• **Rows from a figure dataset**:
'''

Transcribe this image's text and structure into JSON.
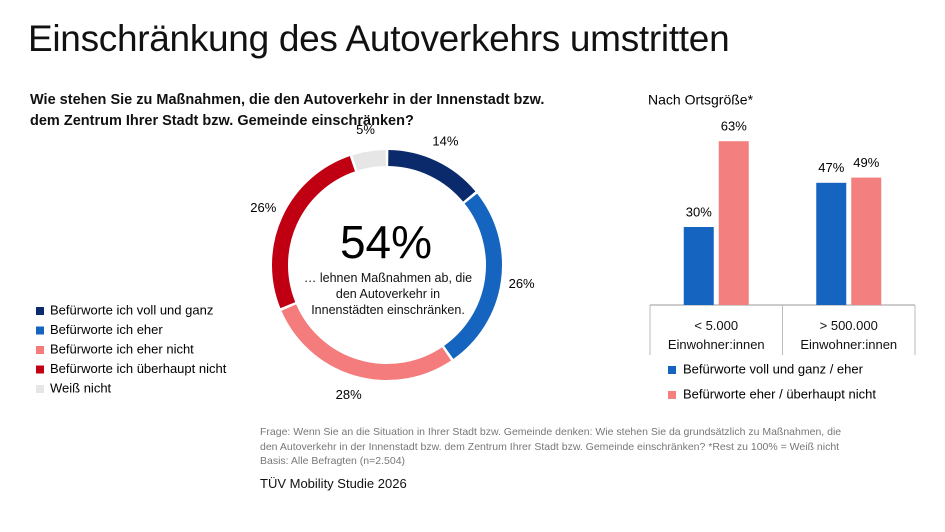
{
  "title": "Einschränkung des Autoverkehrs umstritten",
  "question": "Wie stehen Sie zu Maßnahmen, die den Autoverkehr in der Innenstadt bzw. dem Zentrum Ihrer Stadt bzw. Gemeinde einschränken?",
  "footnote": [
    "Frage: Wenn Sie an die Situation in Ihrer Stadt bzw. Gemeinde denken: Wie stehen Sie da grundsätzlich zu Maßnahmen, die den Autoverkehr in der Innenstadt bzw. dem Zentrum Ihrer Stadt bzw. Gemeinde einschränken? *Rest zu 100% = Weiß nicht",
    "Basis: Alle Befragten (n=2.504)"
  ],
  "source": "TÜV Mobility Studie 2026",
  "chart_data": [
    {
      "type": "donut",
      "categories": [
        "Befürworte ich voll und ganz",
        "Befürworte ich eher",
        "Befürworte ich eher nicht",
        "Befürworte ich überhaupt nicht",
        "Weiß nicht"
      ],
      "colors": [
        "#0b2a6b",
        "#1565c0",
        "#f47c7c",
        "#c00012",
        "#e6e6e6"
      ],
      "values": [
        14,
        26,
        28,
        26,
        5
      ],
      "value_labels": [
        "14%",
        "26%",
        "28%",
        "26%",
        "5%"
      ],
      "center_label": "54%",
      "center_text": "… lehnen Maßnahmen ab, die den Autoverkehr in Innenstädten einschränken."
    },
    {
      "type": "bar",
      "title": "Nach Ortsgröße*",
      "categories": [
        "< 5.000\nEinwohner:innen",
        "> 500.000\nEinwohner:innen"
      ],
      "series": [
        {
          "name": "Befürworte voll und ganz / eher",
          "color": "#1565c0",
          "values": [
            30,
            47
          ],
          "value_labels": [
            "30%",
            "47%"
          ]
        },
        {
          "name": "Befürworte eher / überhaupt nicht",
          "color": "#f47f7f",
          "values": [
            63,
            49
          ],
          "value_labels": [
            "63%",
            "49%"
          ]
        }
      ]
    }
  ]
}
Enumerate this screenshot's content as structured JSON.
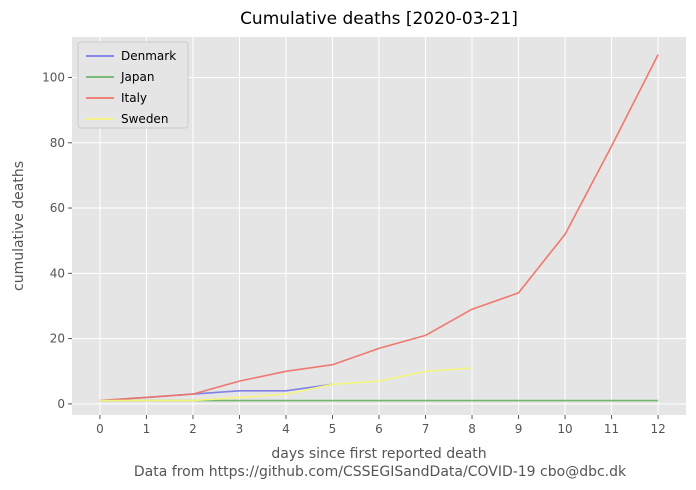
{
  "chart_data": {
    "type": "line",
    "title": "Cumulative deaths [2020-03-21]",
    "xlabel": "days since first reported death",
    "ylabel": "cumulative deaths",
    "footer": "Data from https://github.com/CSSEGISandData/COVID-19 cbo@dbc.dk",
    "xlim": [
      -0.6,
      12.6
    ],
    "ylim": [
      -3.4,
      112.4
    ],
    "xticks": [
      0,
      1,
      2,
      3,
      4,
      5,
      6,
      7,
      8,
      9,
      10,
      11,
      12
    ],
    "yticks": [
      0,
      20,
      40,
      60,
      80,
      100
    ],
    "grid": true,
    "legend_position": "top-left",
    "series": [
      {
        "name": "Denmark",
        "color": "#7b7bea",
        "x": [
          0,
          1,
          2,
          3,
          4,
          5
        ],
        "values": [
          1,
          2,
          3,
          4,
          4,
          6
        ]
      },
      {
        "name": "Japan",
        "color": "#6cb56c",
        "x": [
          0,
          1,
          2,
          3,
          4,
          5,
          6,
          7,
          8,
          9,
          10,
          11,
          12
        ],
        "values": [
          1,
          1,
          1,
          1,
          1,
          1,
          1,
          1,
          1,
          1,
          1,
          1,
          1
        ]
      },
      {
        "name": "Italy",
        "color": "#f07368",
        "x": [
          0,
          1,
          2,
          3,
          4,
          5,
          6,
          7,
          8,
          9,
          10,
          11,
          12
        ],
        "values": [
          1,
          2,
          3,
          7,
          10,
          12,
          17,
          21,
          29,
          34,
          52,
          79,
          107
        ]
      },
      {
        "name": "Sweden",
        "color": "#f5f57a",
        "x": [
          0,
          1,
          2,
          3,
          4,
          5,
          6,
          7,
          8
        ],
        "values": [
          1,
          1,
          1,
          2,
          3,
          6,
          7,
          10,
          11
        ]
      }
    ]
  }
}
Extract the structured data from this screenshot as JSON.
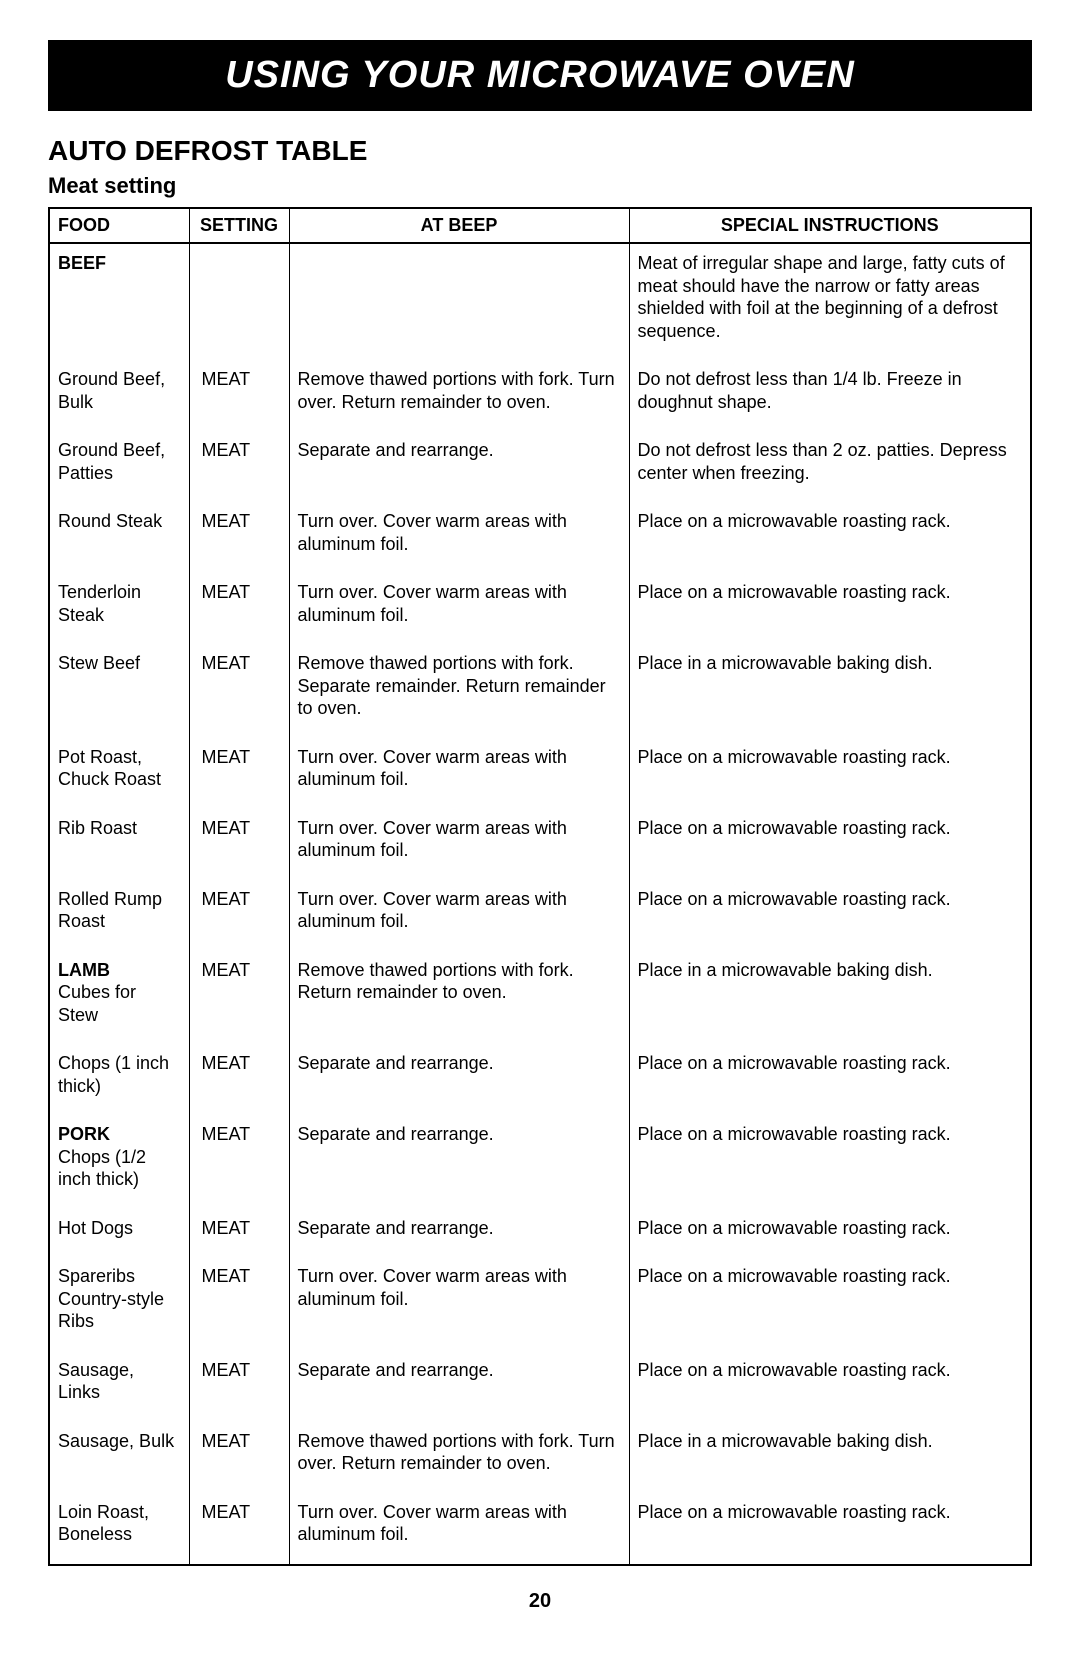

'''

• **Exercise directions**: Reproduce each entry precisely. Leave the pictures out.

• **Solved problem**:
Transcribe this image's text and structure into JSON.
{
  "title": "Einschränkung des Autoverkehrs umstritten",
  "question": "Wie stehen Sie zu Maßnahmen, die den Autoverkehr in der Innenstadt bzw. dem Zentrum Ihrer Stadt bzw. Gemeinde einschränken?",
  "footnote": [
    "Frage: Wenn Sie an die Situation in Ihrer Stadt bzw. Gemeinde denken: Wie stehen Sie da grundsätzlich zu Maßnahmen, die den Autoverkehr in der Innenstadt bzw. dem Zentrum Ihrer Stadt bzw. Gemeinde einschränken? *Rest zu 100% = Weiß nicht",
    "Basis: Alle Befragten (n=2.504)"
  ],
  "source": "TÜV Mobility Studie 2026",
  "chart_data": [
    {
      "type": "donut",
      "categories": [
        "Befürworte ich voll und ganz",
        "Befürworte ich eher",
        "Befürworte ich eher nicht",
        "Befürworte ich überhaupt nicht",
        "Weiß nicht"
      ],
      "colors": [
        "#0b2a6b",
        "#1565c0",
        "#f47c7c",
        "#c00012",
        "#e6e6e6"
      ],
      "values": [
        14,
        26,
        28,
        26,
        5
      ],
      "value_labels": [
        "14%",
        "26%",
        "28%",
        "26%",
        "5%"
      ],
      "center_label": "54%",
      "center_text": "… lehnen Maßnahmen ab, die den Autoverkehr in Innenstädten einschränken."
    },
    {
      "type": "bar",
      "title": "Nach Ortsgröße*",
      "categories": [
        "< 5.000\nEinwohner:innen",
        "> 500.000\nEinwohner:innen"
      ],
      "series": [
        {
          "name": "Befürworte voll und ganz / eher",
          "color": "#1565c0",
          "values": [
            30,
            47
          ],
          "value_labels": [
            "30%",
            "47%"
          ]
        },
        {
          "name": "Befürworte eher / überhaupt nicht",
          "color": "#f47f7f",
          "values": [
            63,
            49
          ],
          "value_labels": [
            "63%",
            "49%"
          ]
        }
      ]
    }
  ]
}
Enumerate this screenshot's content as structured JSON.
{
  "chart_data": {
    "type": "line",
    "title": "Cumulative deaths [2020-03-21]",
    "xlabel": "days since first reported death",
    "ylabel": "cumulative deaths",
    "footer": "Data from https://github.com/CSSEGISandData/COVID-19 cbo@dbc.dk",
    "xlim": [
      -0.6,
      12.6
    ],
    "ylim": [
      -3.4,
      112.4
    ],
    "xticks": [
      0,
      1,
      2,
      3,
      4,
      5,
      6,
      7,
      8,
      9,
      10,
      11,
      12
    ],
    "yticks": [
      0,
      20,
      40,
      60,
      80,
      100
    ],
    "grid": true,
    "legend_position": "top-left",
    "series": [
      {
        "name": "Denmark",
        "color": "#7b7bea",
        "x": [
          0,
          1,
          2,
          3,
          4,
          5
        ],
        "values": [
          1,
          2,
          3,
          4,
          4,
          6
        ]
      },
      {
        "name": "Japan",
        "color": "#6cb56c",
        "x": [
          0,
          1,
          2,
          3,
          4,
          5,
          6,
          7,
          8,
          9,
          10,
          11,
          12
        ],
        "values": [
          1,
          1,
          1,
          1,
          1,
          1,
          1,
          1,
          1,
          1,
          1,
          1,
          1
        ]
      },
      {
        "name": "Italy",
        "color": "#f07368",
        "x": [
          0,
          1,
          2,
          3,
          4,
          5,
          6,
          7,
          8,
          9,
          10,
          11,
          12
        ],
        "values": [
          1,
          2,
          3,
          7,
          10,
          12,
          17,
          21,
          29,
          34,
          52,
          79,
          107
        ]
      },
      {
        "name": "Sweden",
        "color": "#f5f57a",
        "x": [
          0,
          1,
          2,
          3,
          4,
          5,
          6,
          7,
          8
        ],
        "values": [
          1,
          1,
          1,
          2,
          3,
          6,
          7,
          10,
          11
        ]
      }
    ]
  }
}
Extract the structured data from this screenshot as JSON.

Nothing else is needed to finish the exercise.